• **The request**: Pictures do not belong in the copy. Return all of the entries exactly.

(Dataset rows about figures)

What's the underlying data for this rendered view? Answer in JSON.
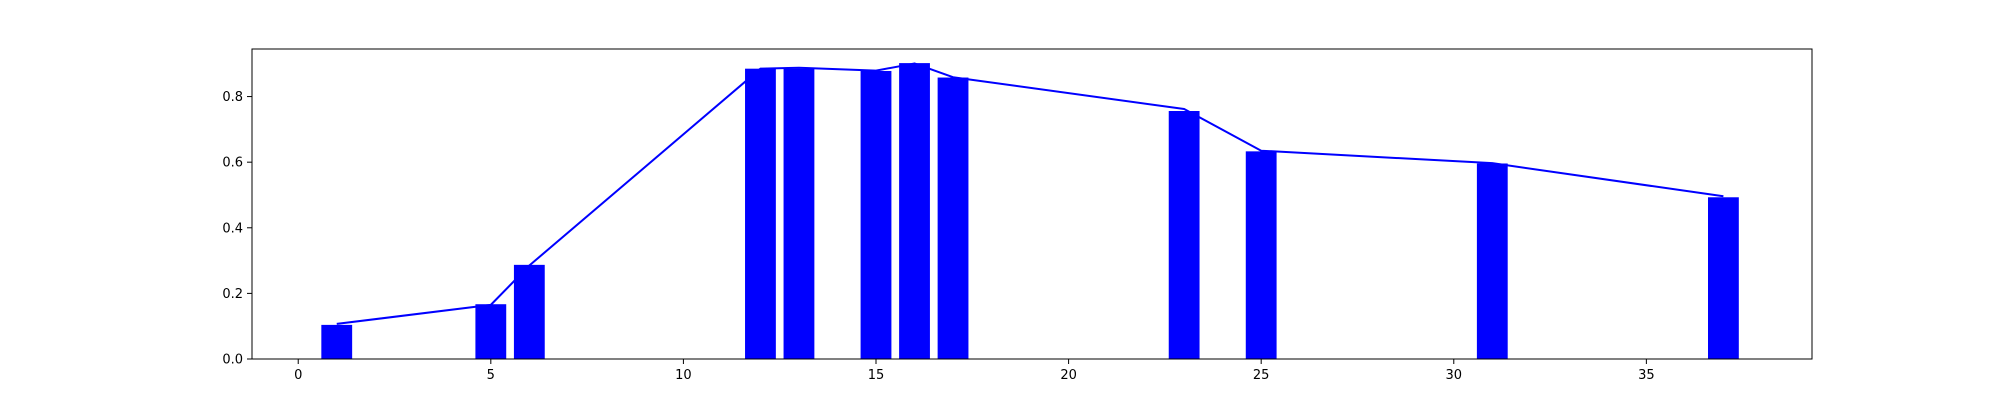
{
  "chart_data": {
    "type": "bar",
    "x": [
      1,
      5,
      6,
      12,
      13,
      15,
      16,
      17,
      23,
      25,
      31,
      37
    ],
    "bar_values": [
      0.104,
      0.167,
      0.287,
      0.885,
      0.885,
      0.878,
      0.902,
      0.858,
      0.756,
      0.633,
      0.596,
      0.493
    ],
    "line": {
      "x": [
        1,
        5,
        6,
        12,
        13,
        15,
        16,
        17,
        23,
        25,
        31,
        37
      ],
      "y": [
        0.107,
        0.165,
        0.285,
        0.885,
        0.888,
        0.879,
        0.901,
        0.859,
        0.762,
        0.635,
        0.597,
        0.496
      ]
    },
    "xlim": [
      -1.2,
      39.3
    ],
    "ylim": [
      0,
      0.945
    ],
    "xticks": [
      0,
      5,
      10,
      15,
      20,
      25,
      30,
      35
    ],
    "yticks": [
      0.0,
      0.2,
      0.4,
      0.6,
      0.8
    ],
    "ytick_labels": [
      "0.0",
      "0.2",
      "0.4",
      "0.6",
      "0.8"
    ],
    "bar_color": "#0000ff",
    "line_color": "#0000ff",
    "title": "",
    "xlabel": "",
    "ylabel": "",
    "grid": false,
    "legend": "none"
  }
}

• **Problem solution**:
What's the underlying data for this rendered view? Answer in JSON.
{
  "chart_data": {
    "type": "bar",
    "x": [
      1,
      5,
      6,
      12,
      13,
      15,
      16,
      17,
      23,
      25,
      31,
      37
    ],
    "bar_values": [
      0.104,
      0.167,
      0.287,
      0.885,
      0.885,
      0.878,
      0.902,
      0.858,
      0.756,
      0.633,
      0.596,
      0.493
    ],
    "line": {
      "x": [
        1,
        5,
        6,
        12,
        13,
        15,
        16,
        17,
        23,
        25,
        31,
        37
      ],
      "y": [
        0.107,
        0.165,
        0.285,
        0.885,
        0.888,
        0.879,
        0.901,
        0.859,
        0.762,
        0.635,
        0.597,
        0.496
      ]
    },
    "xlim": [
      -1.2,
      39.3
    ],
    "ylim": [
      0,
      0.945
    ],
    "xticks": [
      0,
      5,
      10,
      15,
      20,
      25,
      30,
      35
    ],
    "yticks": [
      0.0,
      0.2,
      0.4,
      0.6,
      0.8
    ],
    "ytick_labels": [
      "0.0",
      "0.2",
      "0.4",
      "0.6",
      "0.8"
    ],
    "bar_color": "#0000ff",
    "line_color": "#0000ff",
    "title": "",
    "xlabel": "",
    "ylabel": "",
    "grid": false,
    "legend": "none"
  }
}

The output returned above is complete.